*Text section*
-- start --
The Legend of Zelda is one of Nintendo’s longest running franchises of all time, and the latest of this franchise the upcoming The Legend of Zelda: Breath of the Wild. At this years EB Games Expo held in Sydney, we managed to get some hands-on time with the game thanks to Nintendo. If you haven’t heard much about Breath of the Wild, it’s essentially the Zelda game that is going back to the roots of the franchise, which is exploration and building that sense of wonder in a new world. But does it successfully do that? Our gameplay demo, where we actually got to play the game, really helped us understand how it is that Nintendo will successfully build a game of adventure and wonder.
In The Legend of Zelda: Breath of the Wild, the player controls the hero of the adventure, Link, as he quests through a now massively huge version of Hyrule in order to defeat a new (or old) kind of evil. Unfortunately, our playthrough wasn’t long enough to actually progress significantly through the game, but we were able to catch some glimpses of the story as a part of the second half of the demo. The first part of our demo though, was an exploration section, focusing on an area in Hyrule that looks like it was connected to the Temple of Time or something. If you watched the E3 playthrough, it was that same area.
What immediately stood out about Breath of the Wild was just how vast the world seemed, even though it was also littered with things to do, see and explore. In this demo, we were placed in a small section of Hyrule that was still incredibly large. Before us in our small starting area was a bunch of weapons, like a sword, a bow, and a few other goodies. Other than that, we were told that we could ask our nearby Nintendo representative for advice, but this section of the game wasn’t really on rails. It was a taste of the general exploration and depth of the game.
We did a bit of exploring and tested just how far the games systems go. What I really liked was that if you could envision doing it, you could probably work out a way of getting something done. For example, early on, I figured that maybe you could cut a tree down with a sword. And hey, I could! There was also another puzzle later involving some kind of mud and magnets, which I ended up grabbing a long metal bit out of some water in order to get across to some treasure chests.
I really liked that Breath of the Wild is so open, but it still has a lot to do within its open world. I don’t really like comparing games to other games, but if you played The Witcher 3 and are familiar with how much there is scattered around to do in that game, you’ll have a slight understanding of what it is like in Breath of the Wild. Of course, this isn’t to say that it feels exactly like The Witcher 3, but for comparison of what to kind of maybe expect from the game, a similarity can be made there.
-- end --
[Records of where elements appear]
-- start --
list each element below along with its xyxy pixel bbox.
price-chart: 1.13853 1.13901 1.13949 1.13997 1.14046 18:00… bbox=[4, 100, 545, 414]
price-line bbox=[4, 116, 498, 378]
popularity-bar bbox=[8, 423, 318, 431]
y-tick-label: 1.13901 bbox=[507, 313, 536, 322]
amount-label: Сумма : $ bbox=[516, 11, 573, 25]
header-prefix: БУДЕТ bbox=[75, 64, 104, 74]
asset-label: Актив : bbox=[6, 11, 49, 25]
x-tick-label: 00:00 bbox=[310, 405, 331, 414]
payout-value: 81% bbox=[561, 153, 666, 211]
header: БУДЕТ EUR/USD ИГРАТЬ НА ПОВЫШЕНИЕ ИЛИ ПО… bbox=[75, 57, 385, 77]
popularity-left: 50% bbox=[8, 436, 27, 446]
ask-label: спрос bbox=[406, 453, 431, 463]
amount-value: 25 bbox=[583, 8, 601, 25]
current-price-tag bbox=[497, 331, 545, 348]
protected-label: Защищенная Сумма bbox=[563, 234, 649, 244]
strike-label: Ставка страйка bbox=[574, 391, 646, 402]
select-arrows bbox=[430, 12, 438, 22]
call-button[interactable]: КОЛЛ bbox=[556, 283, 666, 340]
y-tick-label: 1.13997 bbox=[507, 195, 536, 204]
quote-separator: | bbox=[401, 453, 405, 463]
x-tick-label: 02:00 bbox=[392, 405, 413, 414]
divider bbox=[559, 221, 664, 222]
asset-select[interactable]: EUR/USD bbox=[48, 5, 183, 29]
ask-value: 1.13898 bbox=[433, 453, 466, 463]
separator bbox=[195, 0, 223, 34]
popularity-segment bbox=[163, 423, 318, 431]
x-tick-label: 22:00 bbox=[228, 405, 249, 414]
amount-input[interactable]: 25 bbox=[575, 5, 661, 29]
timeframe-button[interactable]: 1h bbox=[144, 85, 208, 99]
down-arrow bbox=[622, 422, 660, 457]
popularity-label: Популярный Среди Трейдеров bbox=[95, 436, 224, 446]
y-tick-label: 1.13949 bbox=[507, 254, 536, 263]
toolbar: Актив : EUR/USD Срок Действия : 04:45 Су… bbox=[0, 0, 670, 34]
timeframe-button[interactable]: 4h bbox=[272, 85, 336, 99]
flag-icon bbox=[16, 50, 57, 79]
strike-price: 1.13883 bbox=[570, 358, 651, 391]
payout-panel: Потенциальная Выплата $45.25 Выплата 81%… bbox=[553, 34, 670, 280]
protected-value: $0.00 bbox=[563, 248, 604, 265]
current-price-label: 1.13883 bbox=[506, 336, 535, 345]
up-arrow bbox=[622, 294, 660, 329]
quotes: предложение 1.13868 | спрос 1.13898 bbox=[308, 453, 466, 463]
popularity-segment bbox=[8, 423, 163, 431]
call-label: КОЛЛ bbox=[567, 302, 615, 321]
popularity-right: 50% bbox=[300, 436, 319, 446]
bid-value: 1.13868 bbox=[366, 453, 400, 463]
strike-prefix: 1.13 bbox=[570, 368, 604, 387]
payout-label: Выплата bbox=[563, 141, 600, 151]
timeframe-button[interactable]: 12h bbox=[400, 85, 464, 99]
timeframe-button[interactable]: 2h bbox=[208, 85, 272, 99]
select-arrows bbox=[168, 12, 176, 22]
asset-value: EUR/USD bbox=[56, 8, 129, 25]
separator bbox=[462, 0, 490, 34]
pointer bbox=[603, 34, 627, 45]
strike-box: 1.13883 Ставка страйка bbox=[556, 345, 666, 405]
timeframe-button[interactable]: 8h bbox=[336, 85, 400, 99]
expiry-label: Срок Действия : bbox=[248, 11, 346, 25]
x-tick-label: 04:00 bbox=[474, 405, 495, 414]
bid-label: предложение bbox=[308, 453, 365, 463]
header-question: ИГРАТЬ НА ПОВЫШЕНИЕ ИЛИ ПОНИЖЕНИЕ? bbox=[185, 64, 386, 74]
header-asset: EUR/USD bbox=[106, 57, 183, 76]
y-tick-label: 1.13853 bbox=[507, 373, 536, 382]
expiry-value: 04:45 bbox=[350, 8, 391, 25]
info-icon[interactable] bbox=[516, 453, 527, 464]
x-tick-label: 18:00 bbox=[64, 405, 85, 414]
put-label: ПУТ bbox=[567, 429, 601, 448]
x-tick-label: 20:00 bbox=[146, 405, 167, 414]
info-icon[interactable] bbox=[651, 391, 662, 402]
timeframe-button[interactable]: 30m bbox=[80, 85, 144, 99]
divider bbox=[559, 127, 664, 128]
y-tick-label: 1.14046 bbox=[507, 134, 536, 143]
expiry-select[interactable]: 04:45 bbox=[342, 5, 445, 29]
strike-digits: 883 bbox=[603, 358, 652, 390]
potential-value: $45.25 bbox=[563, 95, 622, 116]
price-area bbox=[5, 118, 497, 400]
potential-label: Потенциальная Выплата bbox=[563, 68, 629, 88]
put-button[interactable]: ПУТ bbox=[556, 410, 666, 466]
-- end --
*What you should do*
Answer the following questions about the Breath of the Wild preview.
(a) In which city was the EB Games Expo held?
(b) Which weapons does the text name among those in the small starting area?
(c) Which other game does the writer use as a comparison for how much there is to do in the open world?

*Problem solution*
(a) Sydney
(b) A sword and a bow
(c) The Witcher 3